--- VOTRE TÂCHE ---
D'après le texte sur le projet « Swiss Cloud », combien de temps ce projet doit-il durer ?

--- TEXTE DU DOCUMENT ---
La prise de conscience de la Suisse a été accélérée par la pandémie. Réveillée, elle cherche à renforcer l’autonomie de ses données.
La donnée sera pour la Suisse, comme les montres, le chocolat ou la pharmacie, des pôles de référence. Etre un coffre-fort numérique ne signifie pas enfermer les données et pour les citoyens elles doivent pouvoir être plus accessibles mieux contrôlées.
Ce projet de « Swiss Cloud » a été annoncé en pleine crise sanitaire en avril va durer entre 12 et 18 mois. Elle porte sur la question de savoir dans quels domaines il faut prendre des mesures pour améliorer la souveraineté de la Suisse en matière de données et pour réduire au minimum la dépendance de notre pays par rapport aux grands prestataires internationaux de services en nuage.
Participez-vous à cette étude de la Confédération, en tant qu’association de data centers?

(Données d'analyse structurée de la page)

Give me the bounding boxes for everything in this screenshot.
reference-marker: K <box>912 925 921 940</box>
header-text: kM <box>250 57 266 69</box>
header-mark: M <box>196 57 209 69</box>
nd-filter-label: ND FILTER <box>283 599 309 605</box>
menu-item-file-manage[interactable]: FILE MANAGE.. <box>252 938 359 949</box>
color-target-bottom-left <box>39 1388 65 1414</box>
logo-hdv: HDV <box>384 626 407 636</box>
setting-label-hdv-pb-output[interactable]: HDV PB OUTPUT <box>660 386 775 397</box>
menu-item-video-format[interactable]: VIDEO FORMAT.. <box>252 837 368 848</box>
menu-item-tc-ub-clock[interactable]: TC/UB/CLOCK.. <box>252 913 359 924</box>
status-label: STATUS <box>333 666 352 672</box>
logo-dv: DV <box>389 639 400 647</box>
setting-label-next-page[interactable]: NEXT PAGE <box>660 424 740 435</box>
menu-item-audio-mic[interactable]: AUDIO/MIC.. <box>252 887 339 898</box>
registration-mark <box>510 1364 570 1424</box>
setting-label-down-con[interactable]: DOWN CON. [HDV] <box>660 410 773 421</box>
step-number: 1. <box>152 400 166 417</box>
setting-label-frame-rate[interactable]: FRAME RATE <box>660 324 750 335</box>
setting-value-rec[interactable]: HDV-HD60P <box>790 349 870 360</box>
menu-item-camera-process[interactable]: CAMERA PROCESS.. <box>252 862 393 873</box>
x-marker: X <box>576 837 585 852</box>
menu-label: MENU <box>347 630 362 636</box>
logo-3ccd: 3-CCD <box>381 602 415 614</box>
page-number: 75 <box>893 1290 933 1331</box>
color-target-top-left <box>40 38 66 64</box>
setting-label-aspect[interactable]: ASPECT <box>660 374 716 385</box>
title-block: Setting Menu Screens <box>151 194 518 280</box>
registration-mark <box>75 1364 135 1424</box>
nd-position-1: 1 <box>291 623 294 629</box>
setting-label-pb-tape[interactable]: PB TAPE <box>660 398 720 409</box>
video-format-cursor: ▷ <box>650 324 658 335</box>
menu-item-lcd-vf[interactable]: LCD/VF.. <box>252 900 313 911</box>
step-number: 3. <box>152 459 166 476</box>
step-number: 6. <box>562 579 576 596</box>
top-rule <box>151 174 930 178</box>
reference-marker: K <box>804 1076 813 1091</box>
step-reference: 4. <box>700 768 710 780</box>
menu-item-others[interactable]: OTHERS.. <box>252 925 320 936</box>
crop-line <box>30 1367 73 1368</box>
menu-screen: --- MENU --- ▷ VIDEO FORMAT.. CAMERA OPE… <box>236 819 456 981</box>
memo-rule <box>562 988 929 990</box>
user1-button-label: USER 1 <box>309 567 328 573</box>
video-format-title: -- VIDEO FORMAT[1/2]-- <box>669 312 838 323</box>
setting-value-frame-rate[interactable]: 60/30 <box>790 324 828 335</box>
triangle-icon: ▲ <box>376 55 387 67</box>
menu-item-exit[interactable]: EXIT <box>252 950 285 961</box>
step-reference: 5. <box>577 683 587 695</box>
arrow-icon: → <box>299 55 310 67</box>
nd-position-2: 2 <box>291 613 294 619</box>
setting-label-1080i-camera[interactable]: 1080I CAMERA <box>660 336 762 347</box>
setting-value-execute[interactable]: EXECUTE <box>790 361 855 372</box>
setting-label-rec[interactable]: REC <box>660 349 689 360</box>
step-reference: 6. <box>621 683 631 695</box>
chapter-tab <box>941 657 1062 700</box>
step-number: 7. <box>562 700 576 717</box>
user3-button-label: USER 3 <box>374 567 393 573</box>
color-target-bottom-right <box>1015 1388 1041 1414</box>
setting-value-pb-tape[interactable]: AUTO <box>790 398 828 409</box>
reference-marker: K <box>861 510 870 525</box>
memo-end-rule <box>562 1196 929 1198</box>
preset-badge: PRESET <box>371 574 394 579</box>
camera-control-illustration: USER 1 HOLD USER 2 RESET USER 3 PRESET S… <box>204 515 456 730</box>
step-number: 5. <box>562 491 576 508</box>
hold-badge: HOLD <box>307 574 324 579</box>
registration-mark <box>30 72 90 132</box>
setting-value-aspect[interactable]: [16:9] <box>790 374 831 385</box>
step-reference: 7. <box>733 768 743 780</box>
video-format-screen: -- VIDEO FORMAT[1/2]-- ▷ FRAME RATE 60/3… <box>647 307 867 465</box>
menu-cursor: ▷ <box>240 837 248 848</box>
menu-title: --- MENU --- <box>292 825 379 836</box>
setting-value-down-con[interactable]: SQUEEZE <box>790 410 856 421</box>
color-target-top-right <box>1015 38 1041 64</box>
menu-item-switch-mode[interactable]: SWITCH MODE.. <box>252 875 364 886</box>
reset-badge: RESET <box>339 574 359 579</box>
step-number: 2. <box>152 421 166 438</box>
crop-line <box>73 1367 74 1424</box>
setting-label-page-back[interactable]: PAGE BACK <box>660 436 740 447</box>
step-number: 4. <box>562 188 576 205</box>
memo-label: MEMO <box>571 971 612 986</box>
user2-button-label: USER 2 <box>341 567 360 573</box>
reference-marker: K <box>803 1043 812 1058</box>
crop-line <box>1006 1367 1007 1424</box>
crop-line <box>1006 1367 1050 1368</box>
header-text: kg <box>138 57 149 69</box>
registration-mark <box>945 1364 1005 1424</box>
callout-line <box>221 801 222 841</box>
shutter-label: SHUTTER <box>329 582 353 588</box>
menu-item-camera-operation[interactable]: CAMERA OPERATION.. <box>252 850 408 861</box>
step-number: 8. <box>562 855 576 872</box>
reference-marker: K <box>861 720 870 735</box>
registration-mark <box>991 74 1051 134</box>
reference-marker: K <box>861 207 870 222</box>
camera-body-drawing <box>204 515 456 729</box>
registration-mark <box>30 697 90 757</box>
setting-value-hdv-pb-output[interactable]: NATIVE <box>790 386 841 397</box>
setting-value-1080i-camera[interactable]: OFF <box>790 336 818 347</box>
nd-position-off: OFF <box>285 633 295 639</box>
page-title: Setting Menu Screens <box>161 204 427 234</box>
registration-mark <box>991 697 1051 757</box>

--- EXERCICE TERMINÉ ---
Entre 12 et 18 mois.